Raw records:
────
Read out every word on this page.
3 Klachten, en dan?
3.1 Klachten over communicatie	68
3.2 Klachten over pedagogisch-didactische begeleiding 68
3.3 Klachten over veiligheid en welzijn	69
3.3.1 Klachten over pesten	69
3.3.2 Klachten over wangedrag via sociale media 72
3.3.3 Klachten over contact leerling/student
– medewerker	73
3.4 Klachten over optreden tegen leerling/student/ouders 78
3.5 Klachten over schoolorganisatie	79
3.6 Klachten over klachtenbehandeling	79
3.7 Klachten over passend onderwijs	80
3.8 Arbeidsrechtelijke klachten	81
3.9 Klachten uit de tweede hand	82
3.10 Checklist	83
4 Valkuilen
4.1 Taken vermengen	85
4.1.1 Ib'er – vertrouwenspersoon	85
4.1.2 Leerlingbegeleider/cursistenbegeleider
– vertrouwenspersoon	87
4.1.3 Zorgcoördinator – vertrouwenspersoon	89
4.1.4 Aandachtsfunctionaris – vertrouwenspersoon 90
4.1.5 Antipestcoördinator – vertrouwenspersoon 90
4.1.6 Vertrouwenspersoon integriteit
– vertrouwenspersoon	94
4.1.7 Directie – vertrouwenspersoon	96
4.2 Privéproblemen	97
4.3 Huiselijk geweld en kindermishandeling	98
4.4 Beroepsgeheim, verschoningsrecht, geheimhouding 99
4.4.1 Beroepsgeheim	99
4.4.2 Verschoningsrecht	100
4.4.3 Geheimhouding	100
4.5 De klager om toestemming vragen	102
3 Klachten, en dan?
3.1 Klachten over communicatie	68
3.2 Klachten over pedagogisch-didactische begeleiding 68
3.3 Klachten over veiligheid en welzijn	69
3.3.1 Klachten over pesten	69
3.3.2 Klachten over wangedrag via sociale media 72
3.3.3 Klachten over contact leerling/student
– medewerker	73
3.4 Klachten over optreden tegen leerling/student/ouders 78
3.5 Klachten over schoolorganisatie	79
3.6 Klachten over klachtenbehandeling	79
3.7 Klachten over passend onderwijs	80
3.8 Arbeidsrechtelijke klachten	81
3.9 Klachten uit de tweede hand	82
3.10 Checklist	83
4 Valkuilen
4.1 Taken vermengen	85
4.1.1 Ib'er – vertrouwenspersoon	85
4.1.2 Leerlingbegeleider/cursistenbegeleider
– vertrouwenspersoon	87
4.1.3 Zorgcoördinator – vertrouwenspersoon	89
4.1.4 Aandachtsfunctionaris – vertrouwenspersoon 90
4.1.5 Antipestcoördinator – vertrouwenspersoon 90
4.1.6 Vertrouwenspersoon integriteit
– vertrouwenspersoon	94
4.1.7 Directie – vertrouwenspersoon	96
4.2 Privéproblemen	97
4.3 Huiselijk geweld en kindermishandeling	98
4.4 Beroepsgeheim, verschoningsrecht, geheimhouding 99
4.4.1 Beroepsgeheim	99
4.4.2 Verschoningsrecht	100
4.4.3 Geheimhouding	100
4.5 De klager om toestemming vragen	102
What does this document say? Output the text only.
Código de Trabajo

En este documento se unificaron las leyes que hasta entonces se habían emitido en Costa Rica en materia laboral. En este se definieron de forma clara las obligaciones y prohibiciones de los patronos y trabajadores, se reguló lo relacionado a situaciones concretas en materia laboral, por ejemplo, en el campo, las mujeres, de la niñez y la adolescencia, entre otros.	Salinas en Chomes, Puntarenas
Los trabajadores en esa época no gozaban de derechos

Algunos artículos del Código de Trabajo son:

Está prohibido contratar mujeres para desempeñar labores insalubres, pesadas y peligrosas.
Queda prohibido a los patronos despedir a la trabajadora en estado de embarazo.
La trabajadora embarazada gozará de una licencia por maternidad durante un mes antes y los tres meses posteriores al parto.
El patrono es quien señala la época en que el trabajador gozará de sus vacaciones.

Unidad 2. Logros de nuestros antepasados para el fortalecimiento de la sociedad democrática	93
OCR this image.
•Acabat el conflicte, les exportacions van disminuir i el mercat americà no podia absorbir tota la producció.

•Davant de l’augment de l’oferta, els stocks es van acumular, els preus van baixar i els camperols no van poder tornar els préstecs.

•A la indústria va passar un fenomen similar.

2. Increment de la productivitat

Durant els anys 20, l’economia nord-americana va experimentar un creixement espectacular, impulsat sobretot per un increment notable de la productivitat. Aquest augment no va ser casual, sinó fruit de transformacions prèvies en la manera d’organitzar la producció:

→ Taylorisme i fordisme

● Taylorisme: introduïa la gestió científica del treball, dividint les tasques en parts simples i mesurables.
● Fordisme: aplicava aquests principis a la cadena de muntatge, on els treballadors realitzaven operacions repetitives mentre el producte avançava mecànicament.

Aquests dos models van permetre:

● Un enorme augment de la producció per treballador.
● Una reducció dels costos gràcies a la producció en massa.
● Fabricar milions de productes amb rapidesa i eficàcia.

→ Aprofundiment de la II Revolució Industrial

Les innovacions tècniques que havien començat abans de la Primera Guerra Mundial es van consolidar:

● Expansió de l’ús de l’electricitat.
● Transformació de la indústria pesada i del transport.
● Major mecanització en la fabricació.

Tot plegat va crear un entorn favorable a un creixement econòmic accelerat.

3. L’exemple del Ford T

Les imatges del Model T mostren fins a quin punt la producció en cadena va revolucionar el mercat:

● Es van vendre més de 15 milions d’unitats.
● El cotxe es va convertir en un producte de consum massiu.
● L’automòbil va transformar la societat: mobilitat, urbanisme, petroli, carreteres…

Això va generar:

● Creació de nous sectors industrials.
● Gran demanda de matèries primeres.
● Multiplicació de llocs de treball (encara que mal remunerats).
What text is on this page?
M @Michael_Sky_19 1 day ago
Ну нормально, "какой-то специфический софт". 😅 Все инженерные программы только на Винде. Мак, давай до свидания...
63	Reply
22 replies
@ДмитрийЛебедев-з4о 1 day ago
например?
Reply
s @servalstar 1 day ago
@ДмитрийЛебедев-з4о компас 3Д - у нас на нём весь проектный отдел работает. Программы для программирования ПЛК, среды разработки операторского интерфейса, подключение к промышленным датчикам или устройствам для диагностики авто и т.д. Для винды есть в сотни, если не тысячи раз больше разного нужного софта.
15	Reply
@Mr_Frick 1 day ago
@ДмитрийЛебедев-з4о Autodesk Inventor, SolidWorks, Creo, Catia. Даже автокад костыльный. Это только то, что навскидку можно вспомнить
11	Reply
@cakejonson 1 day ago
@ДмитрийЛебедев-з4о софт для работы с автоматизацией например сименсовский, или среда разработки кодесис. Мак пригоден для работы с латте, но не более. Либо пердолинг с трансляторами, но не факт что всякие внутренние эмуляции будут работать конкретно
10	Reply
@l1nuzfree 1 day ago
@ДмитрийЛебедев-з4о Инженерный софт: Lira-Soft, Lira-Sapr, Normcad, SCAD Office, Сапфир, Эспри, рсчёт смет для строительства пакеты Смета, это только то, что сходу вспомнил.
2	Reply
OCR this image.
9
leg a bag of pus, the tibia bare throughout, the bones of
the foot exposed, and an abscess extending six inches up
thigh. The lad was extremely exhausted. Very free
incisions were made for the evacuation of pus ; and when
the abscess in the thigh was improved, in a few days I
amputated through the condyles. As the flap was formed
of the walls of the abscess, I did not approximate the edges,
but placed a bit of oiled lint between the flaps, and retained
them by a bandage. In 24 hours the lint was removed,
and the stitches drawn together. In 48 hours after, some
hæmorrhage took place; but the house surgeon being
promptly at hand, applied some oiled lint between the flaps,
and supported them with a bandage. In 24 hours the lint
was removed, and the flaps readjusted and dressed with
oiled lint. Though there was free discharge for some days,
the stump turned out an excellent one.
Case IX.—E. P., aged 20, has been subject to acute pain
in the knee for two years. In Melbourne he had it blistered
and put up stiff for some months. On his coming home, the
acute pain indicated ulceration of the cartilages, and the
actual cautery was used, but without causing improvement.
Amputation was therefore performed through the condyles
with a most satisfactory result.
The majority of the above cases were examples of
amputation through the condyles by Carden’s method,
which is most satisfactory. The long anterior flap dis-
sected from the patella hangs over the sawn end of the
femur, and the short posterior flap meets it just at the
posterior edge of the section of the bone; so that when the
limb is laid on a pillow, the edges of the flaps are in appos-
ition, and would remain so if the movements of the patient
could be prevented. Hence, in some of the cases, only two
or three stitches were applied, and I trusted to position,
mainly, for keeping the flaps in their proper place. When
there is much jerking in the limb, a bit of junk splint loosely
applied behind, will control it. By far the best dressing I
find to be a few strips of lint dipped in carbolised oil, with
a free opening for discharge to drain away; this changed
────
▶ **WRITTEN EXERCISE**
Tally the lines of the material above that contain the word "Reply" and report the total alone.

▶ **EXPECTED OUTPUT**
6